*STATED GOAL*. In the data below, find every line that has the string "समयम", and copy it.

[Data entries]
---
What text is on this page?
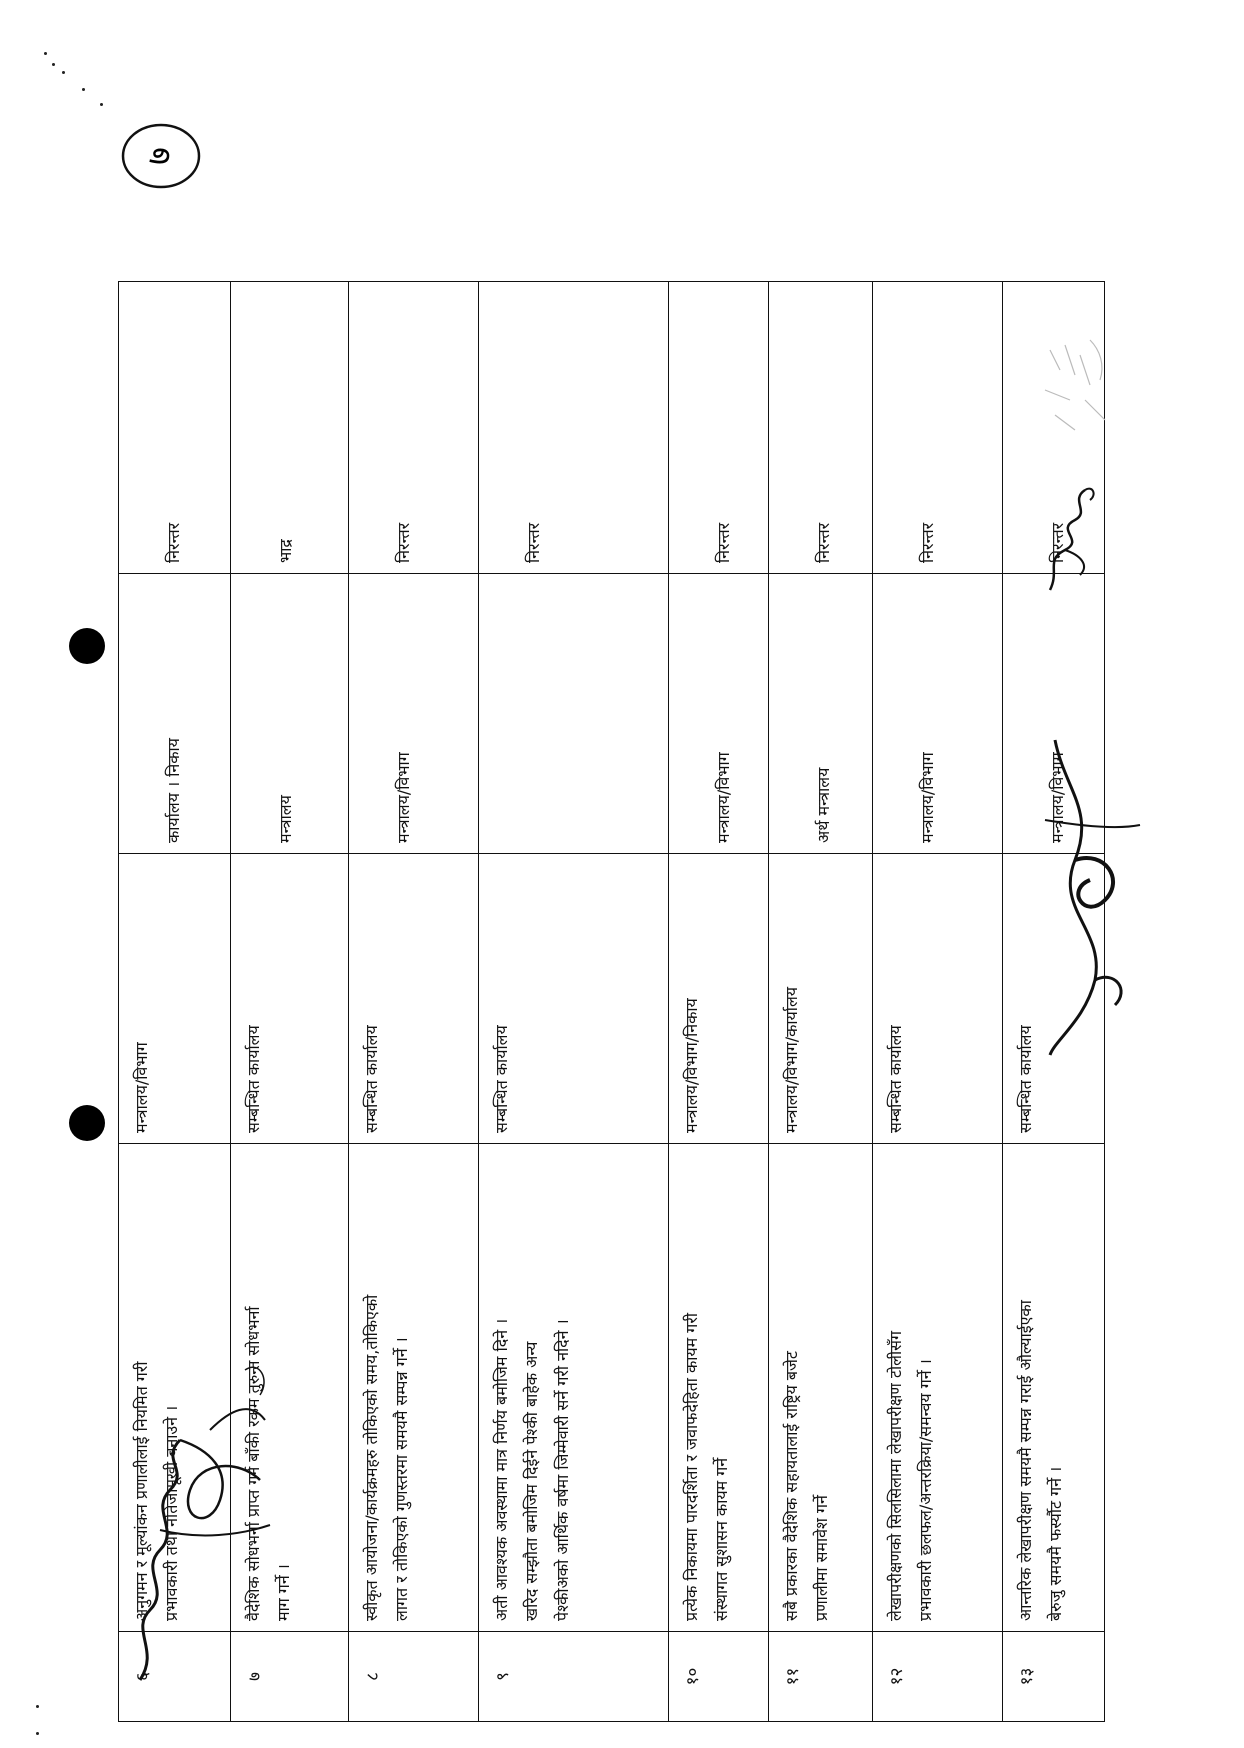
७
६	अनुगमन र मूल्यांकन प्रणालीलाई नियमित गरी प्रभावकारी तथा नतिजामूखी बनाउने ।	मन्त्रालय/विभाग	कार्यालय । निकाय	निरन्तर
७	वैदेशिक सोधभर्ना प्राप्त गर्न बाँकी रकम तुरुन्त सोधभर्ना माग गर्ने ।	सम्बन्धित कार्यालय	मन्त्रालय	भाद्र
८	स्वीकृत आयोजना/कार्यक्रमहरु तोकिएको समय,तोकिएको लागत र तोकिएको गुणस्तरमा समयमै सम्पन्न गर्ने ।	सम्बन्धित कार्यालय	मन्त्रालय/विभाग	निरन्तर
९	अती आवश्यक अवस्थामा मात्र निर्णय बमोजिम दिने । खरिद सम्झौता बमोजिम दिईने पेश्की बाहेक अन्य पेश्कीअको आर्थिक वर्षमा जिम्मेवारी सर्ने गरी नदिने ।	सम्बन्धित कार्यालय		निरन्तर
१०	प्रत्येक निकायमा पारदर्शिता र जवाफदेहिता कायम गरी संस्थागत सुशासन कायम गर्ने	मन्त्रालय/विभाग/निकाय	मन्त्रालय/विभाग	निरन्तर
११	सबै प्रकारका वैदेशिक सहायतालाई राष्ट्रिय बजेट प्रणालीमा समावेश गर्ने	मन्त्रालय/विभाग/कार्यालय	अर्थ मन्त्रालय	निरन्तर
१२	लेखापरीक्षणको सिलसिलामा लेखापरीक्षण टोलीसँग प्रभावकारी छलफल/अन्तरक्रिया/समन्वय गर्ने ।	सम्बन्धित कार्यालय	मन्त्रालय/विभाग	निरन्तर
१३	आन्तरिक लेखापरीक्षण समयमै सम्पन्न गराई औल्याईएका बेरुजु समयमै फर्स्यौट गर्ने ।	सम्बन्धित कार्यालय	मन्त्रालय/विभाग	निरन्तर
---
*RESULT*.
८	स्वीकृत आयोजना/कार्यक्रमहरु तोकिएको समय,तोकिएको लागत र तोकिएको गुणस्तरमा समयमै सम्पन्न गर्ने ।	सम्बन्धित कार्यालय	मन्त्रालय/विभाग	निरन्तर
१३	आन्तरिक लेखापरीक्षण समयमै सम्पन्न गराई औल्याईएका बेरुजु समयमै फर्स्यौट गर्ने ।	सम्बन्धित कार्यालय	मन्त्रालय/विभाग	निरन्तर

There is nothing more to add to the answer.